• _The exercise_
All of the material below is to be retyped exactly.

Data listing
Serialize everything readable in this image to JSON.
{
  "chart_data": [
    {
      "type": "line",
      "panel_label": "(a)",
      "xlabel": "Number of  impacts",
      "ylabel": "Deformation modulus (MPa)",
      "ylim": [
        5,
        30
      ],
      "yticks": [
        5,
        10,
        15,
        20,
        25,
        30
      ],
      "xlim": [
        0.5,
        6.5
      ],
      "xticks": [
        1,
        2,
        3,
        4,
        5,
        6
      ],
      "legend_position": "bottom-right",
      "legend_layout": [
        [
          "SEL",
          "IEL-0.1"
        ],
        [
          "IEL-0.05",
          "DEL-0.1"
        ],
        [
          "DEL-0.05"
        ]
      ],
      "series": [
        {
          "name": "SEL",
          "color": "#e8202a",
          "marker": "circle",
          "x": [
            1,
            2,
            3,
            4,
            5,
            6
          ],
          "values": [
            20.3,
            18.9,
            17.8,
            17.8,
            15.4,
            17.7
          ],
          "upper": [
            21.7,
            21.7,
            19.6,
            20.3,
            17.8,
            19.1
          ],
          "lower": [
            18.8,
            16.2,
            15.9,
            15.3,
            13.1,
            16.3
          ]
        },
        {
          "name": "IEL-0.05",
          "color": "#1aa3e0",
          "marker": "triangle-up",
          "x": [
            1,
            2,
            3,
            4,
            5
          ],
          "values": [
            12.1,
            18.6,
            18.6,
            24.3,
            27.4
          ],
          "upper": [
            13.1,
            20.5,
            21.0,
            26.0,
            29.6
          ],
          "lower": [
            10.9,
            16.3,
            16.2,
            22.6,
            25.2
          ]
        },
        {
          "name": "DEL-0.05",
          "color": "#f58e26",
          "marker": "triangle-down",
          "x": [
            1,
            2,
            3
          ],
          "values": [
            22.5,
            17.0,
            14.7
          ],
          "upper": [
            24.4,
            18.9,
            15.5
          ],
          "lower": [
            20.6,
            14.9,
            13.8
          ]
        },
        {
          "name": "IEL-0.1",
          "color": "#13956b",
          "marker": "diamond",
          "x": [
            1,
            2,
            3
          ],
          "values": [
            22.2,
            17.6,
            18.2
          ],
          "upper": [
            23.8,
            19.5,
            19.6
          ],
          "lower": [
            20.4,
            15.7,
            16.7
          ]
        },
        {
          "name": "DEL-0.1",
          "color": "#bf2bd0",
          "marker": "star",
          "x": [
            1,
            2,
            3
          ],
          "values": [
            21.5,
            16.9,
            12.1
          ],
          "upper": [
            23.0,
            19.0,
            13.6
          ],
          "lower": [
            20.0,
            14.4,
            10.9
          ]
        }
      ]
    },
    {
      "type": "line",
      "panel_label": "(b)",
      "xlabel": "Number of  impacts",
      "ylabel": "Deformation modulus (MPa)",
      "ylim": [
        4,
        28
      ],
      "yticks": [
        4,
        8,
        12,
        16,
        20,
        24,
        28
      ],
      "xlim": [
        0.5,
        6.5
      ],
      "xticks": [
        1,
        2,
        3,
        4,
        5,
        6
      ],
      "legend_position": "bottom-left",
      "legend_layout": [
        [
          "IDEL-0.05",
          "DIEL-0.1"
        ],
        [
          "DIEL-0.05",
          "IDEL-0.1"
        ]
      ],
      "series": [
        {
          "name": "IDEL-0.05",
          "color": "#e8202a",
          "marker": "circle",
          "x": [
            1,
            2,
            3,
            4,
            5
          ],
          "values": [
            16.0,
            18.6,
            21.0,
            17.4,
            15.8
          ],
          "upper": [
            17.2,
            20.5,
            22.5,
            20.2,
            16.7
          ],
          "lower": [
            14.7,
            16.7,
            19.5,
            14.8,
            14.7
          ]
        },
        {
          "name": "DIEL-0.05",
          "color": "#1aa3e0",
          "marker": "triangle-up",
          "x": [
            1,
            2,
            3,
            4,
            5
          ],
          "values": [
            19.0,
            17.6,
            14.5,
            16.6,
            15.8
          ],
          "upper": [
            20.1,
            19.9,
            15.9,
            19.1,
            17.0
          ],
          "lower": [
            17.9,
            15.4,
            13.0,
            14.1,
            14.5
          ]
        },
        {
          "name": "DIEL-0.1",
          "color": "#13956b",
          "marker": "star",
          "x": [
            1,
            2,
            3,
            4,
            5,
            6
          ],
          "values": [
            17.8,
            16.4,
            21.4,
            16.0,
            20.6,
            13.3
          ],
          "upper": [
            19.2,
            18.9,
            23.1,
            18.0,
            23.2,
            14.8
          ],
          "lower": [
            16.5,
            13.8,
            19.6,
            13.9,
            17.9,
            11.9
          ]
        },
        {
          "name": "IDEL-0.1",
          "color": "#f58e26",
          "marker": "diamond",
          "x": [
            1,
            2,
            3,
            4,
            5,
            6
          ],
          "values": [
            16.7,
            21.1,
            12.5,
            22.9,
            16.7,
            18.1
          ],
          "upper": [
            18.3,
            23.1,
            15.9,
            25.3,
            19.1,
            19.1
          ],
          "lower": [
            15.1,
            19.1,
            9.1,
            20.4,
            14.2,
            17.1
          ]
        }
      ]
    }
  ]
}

• _Answer in full_
Serialize everything readable in this image to JSON.
{
  "chart_data": [
    {
      "type": "line",
      "panel_label": "(a)",
      "xlabel": "Number of  impacts",
      "ylabel": "Deformation modulus (MPa)",
      "ylim": [
        5,
        30
      ],
      "yticks": [
        5,
        10,
        15,
        20,
        25,
        30
      ],
      "xlim": [
        0.5,
        6.5
      ],
      "xticks": [
        1,
        2,
        3,
        4,
        5,
        6
      ],
      "legend_position": "bottom-right",
      "legend_layout": [
        [
          "SEL",
          "IEL-0.1"
        ],
        [
          "IEL-0.05",
          "DEL-0.1"
        ],
        [
          "DEL-0.05"
        ]
      ],
      "series": [
        {
          "name": "SEL",
          "color": "#e8202a",
          "marker": "circle",
          "x": [
            1,
            2,
            3,
            4,
            5,
            6
          ],
          "values": [
            20.3,
            18.9,
            17.8,
            17.8,
            15.4,
            17.7
          ],
          "upper": [
            21.7,
            21.7,
            19.6,
            20.3,
            17.8,
            19.1
          ],
          "lower": [
            18.8,
            16.2,
            15.9,
            15.3,
            13.1,
            16.3
          ]
        },
        {
          "name": "IEL-0.05",
          "color": "#1aa3e0",
          "marker": "triangle-up",
          "x": [
            1,
            2,
            3,
            4,
            5
          ],
          "values": [
            12.1,
            18.6,
            18.6,
            24.3,
            27.4
          ],
          "upper": [
            13.1,
            20.5,
            21.0,
            26.0,
            29.6
          ],
          "lower": [
            10.9,
            16.3,
            16.2,
            22.6,
            25.2
          ]
        },
        {
          "name": "DEL-0.05",
          "color": "#f58e26",
          "marker": "triangle-down",
          "x": [
            1,
            2,
            3
          ],
          "values": [
            22.5,
            17.0,
            14.7
          ],
          "upper": [
            24.4,
            18.9,
            15.5
          ],
          "lower": [
            20.6,
            14.9,
            13.8
          ]
        },
        {
          "name": "IEL-0.1",
          "color": "#13956b",
          "marker": "diamond",
          "x": [
            1,
            2,
            3
          ],
          "values": [
            22.2,
            17.6,
            18.2
          ],
          "upper": [
            23.8,
            19.5,
            19.6
          ],
          "lower": [
            20.4,
            15.7,
            16.7
          ]
        },
        {
          "name": "DEL-0.1",
          "color": "#bf2bd0",
          "marker": "star",
          "x": [
            1,
            2,
            3
          ],
          "values": [
            21.5,
            16.9,
            12.1
          ],
          "upper": [
            23.0,
            19.0,
            13.6
          ],
          "lower": [
            20.0,
            14.4,
            10.9
          ]
        }
      ]
    },
    {
      "type": "line",
      "panel_label": "(b)",
      "xlabel": "Number of  impacts",
      "ylabel": "Deformation modulus (MPa)",
      "ylim": [
        4,
        28
      ],
      "yticks": [
        4,
        8,
        12,
        16,
        20,
        24,
        28
      ],
      "xlim": [
        0.5,
        6.5
      ],
      "xticks": [
        1,
        2,
        3,
        4,
        5,
        6
      ],
      "legend_position": "bottom-left",
      "legend_layout": [
        [
          "IDEL-0.05",
          "DIEL-0.1"
        ],
        [
          "DIEL-0.05",
          "IDEL-0.1"
        ]
      ],
      "series": [
        {
          "name": "IDEL-0.05",
          "color": "#e8202a",
          "marker": "circle",
          "x": [
            1,
            2,
            3,
            4,
            5
          ],
          "values": [
            16.0,
            18.6,
            21.0,
            17.4,
            15.8
          ],
          "upper": [
            17.2,
            20.5,
            22.5,
            20.2,
            16.7
          ],
          "lower": [
            14.7,
            16.7,
            19.5,
            14.8,
            14.7
          ]
        },
        {
          "name": "DIEL-0.05",
          "color": "#1aa3e0",
          "marker": "triangle-up",
          "x": [
            1,
            2,
            3,
            4,
            5
          ],
          "values": [
            19.0,
            17.6,
            14.5,
            16.6,
            15.8
          ],
          "upper": [
            20.1,
            19.9,
            15.9,
            19.1,
            17.0
          ],
          "lower": [
            17.9,
            15.4,
            13.0,
            14.1,
            14.5
          ]
        },
        {
          "name": "DIEL-0.1",
          "color": "#13956b",
          "marker": "star",
          "x": [
            1,
            2,
            3,
            4,
            5,
            6
          ],
          "values": [
            17.8,
            16.4,
            21.4,
            16.0,
            20.6,
            13.3
          ],
          "upper": [
            19.2,
            18.9,
            23.1,
            18.0,
            23.2,
            14.8
          ],
          "lower": [
            16.5,
            13.8,
            19.6,
            13.9,
            17.9,
            11.9
          ]
        },
        {
          "name": "IDEL-0.1",
          "color": "#f58e26",
          "marker": "diamond",
          "x": [
            1,
            2,
            3,
            4,
            5,
            6
          ],
          "values": [
            16.7,
            21.1,
            12.5,
            22.9,
            16.7,
            18.1
          ],
          "upper": [
            18.3,
            23.1,
            15.9,
            25.3,
            19.1,
            19.1
          ],
          "lower": [
            15.1,
            19.1,
            9.1,
            20.4,
            14.2,
            17.1
          ]
        }
      ]
    }
  ]
}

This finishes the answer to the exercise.